◆ Given task:
For every line in the data below that contains "isomerization", copy the line.

Records

+---+

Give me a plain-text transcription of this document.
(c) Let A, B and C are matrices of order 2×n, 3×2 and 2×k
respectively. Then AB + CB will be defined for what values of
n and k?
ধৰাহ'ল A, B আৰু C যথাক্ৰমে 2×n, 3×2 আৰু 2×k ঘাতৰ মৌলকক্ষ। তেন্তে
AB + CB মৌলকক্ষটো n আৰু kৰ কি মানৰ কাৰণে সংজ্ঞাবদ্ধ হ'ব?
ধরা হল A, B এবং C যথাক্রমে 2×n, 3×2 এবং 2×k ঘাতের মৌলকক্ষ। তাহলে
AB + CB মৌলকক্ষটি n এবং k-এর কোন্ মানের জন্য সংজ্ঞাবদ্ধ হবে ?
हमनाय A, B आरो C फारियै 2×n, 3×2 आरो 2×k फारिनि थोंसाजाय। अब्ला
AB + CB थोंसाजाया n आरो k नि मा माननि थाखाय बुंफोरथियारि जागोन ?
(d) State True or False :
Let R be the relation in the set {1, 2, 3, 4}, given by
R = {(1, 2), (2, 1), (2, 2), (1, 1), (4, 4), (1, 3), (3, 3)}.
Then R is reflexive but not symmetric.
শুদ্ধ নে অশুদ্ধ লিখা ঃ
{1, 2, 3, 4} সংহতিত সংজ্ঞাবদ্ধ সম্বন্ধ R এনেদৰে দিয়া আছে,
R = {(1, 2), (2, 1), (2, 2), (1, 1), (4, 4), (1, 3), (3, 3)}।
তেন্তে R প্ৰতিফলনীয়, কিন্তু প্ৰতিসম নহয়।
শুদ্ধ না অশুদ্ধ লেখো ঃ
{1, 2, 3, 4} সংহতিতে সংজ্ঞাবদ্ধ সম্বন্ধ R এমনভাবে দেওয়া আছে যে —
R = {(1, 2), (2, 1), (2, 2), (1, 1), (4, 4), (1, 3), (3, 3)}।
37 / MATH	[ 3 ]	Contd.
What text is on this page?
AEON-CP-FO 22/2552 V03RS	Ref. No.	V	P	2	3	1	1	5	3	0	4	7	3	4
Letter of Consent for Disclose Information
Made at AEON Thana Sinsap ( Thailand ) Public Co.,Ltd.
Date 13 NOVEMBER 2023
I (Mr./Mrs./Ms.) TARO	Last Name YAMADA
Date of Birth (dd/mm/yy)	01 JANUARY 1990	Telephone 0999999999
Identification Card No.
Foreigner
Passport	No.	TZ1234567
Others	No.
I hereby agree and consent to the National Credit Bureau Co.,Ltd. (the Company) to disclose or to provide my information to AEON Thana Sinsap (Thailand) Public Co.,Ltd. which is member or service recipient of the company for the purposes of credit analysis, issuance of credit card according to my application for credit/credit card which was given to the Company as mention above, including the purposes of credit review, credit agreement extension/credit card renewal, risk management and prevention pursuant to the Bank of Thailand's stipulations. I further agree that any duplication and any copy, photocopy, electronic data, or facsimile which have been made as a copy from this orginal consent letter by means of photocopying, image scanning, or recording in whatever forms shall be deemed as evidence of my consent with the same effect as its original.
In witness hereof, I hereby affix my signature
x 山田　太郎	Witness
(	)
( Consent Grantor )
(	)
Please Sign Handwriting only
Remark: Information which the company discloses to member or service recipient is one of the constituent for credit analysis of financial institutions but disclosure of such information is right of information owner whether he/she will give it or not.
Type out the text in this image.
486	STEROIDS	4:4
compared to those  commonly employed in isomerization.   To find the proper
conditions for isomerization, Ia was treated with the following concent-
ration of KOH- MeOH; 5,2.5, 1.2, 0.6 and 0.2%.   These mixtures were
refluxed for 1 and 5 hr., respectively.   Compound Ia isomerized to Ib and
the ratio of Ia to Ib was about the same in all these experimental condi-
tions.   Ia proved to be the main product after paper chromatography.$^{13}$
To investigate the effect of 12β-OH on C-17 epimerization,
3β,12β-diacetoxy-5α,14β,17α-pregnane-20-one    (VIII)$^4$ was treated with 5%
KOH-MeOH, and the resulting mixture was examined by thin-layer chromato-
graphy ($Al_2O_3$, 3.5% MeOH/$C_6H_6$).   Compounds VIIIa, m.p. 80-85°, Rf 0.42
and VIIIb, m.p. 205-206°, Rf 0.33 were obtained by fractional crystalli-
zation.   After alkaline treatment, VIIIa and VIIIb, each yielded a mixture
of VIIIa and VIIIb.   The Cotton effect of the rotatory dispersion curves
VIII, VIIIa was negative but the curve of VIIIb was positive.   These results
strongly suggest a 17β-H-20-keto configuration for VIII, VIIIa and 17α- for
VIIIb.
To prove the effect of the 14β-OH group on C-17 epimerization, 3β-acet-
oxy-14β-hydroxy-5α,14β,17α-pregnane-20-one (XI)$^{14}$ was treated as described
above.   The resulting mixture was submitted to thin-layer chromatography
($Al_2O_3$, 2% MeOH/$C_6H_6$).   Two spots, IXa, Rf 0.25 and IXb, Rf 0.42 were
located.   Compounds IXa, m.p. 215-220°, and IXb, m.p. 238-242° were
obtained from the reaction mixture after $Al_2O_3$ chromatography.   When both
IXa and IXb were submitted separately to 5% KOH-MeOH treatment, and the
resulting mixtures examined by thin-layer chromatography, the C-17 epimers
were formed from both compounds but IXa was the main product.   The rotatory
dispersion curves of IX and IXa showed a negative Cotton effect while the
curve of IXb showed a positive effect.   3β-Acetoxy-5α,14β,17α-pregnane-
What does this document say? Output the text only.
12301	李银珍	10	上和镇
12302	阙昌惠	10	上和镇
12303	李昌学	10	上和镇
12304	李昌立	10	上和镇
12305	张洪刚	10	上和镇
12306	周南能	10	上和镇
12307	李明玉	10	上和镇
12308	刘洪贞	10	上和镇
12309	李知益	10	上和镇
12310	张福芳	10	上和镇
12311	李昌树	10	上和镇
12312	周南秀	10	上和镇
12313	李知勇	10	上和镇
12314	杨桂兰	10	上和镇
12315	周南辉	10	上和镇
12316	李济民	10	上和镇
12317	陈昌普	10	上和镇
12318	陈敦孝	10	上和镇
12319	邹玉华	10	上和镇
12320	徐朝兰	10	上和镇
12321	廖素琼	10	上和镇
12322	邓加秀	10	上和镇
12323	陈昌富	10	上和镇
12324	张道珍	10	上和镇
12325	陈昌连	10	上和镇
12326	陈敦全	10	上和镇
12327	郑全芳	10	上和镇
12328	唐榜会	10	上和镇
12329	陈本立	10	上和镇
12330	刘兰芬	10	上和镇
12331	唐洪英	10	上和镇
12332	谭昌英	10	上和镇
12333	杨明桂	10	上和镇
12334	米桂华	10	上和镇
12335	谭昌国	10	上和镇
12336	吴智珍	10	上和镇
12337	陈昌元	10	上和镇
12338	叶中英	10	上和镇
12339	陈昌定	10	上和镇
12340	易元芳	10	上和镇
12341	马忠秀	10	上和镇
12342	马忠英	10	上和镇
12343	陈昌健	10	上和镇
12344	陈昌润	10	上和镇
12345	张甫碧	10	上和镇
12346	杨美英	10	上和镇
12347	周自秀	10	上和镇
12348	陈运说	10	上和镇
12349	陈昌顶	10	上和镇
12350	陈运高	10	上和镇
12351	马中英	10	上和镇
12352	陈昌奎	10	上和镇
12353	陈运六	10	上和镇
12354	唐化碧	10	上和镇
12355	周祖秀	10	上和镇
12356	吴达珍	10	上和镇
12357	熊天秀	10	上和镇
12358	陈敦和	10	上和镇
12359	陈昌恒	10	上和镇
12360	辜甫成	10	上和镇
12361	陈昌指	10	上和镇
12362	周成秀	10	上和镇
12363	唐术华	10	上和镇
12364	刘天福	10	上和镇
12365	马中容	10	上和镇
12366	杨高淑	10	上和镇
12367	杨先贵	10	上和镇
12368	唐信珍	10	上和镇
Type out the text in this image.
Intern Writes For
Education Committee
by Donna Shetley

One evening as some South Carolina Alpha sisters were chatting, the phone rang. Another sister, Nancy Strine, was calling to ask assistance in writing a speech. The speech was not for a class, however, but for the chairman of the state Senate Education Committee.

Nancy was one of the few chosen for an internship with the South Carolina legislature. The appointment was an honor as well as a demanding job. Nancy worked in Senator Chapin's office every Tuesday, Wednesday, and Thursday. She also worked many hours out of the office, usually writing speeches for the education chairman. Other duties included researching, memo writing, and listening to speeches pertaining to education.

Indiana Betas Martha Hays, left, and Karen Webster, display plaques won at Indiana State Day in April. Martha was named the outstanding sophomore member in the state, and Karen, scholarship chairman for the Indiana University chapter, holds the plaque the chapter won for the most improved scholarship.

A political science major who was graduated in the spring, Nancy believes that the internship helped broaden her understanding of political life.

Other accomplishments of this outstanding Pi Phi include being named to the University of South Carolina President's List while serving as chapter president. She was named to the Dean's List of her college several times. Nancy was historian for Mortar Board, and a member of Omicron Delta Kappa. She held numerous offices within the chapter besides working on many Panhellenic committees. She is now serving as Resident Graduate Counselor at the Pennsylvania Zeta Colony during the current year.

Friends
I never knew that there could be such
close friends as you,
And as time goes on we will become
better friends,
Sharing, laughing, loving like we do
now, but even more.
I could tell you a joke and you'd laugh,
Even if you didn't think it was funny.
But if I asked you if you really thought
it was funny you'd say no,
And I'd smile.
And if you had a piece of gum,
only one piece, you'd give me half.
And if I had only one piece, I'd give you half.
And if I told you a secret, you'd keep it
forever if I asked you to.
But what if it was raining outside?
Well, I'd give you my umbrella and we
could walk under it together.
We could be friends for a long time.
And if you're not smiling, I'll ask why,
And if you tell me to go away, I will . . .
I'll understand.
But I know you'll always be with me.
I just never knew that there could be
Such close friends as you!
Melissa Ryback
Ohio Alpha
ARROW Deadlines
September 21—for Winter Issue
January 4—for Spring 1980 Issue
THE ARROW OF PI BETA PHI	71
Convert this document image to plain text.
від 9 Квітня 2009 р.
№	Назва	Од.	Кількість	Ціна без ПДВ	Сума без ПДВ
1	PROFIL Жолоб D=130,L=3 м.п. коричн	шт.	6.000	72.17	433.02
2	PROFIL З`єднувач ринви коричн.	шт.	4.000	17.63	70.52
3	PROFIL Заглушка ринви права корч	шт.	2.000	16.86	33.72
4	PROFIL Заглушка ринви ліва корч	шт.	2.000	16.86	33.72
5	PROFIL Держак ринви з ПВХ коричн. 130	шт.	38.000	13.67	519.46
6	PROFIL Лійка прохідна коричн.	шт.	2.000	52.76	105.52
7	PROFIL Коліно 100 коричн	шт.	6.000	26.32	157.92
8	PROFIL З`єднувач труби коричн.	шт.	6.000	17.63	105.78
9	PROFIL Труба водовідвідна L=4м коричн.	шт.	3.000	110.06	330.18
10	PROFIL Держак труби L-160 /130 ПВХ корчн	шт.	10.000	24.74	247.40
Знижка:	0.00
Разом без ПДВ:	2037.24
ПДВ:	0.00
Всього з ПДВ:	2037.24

+---+

◆ Response to the exercise:
compared to those  commonly employed in isomerization.   To find the proper
conditions for isomerization, Ia was treated with the following concent-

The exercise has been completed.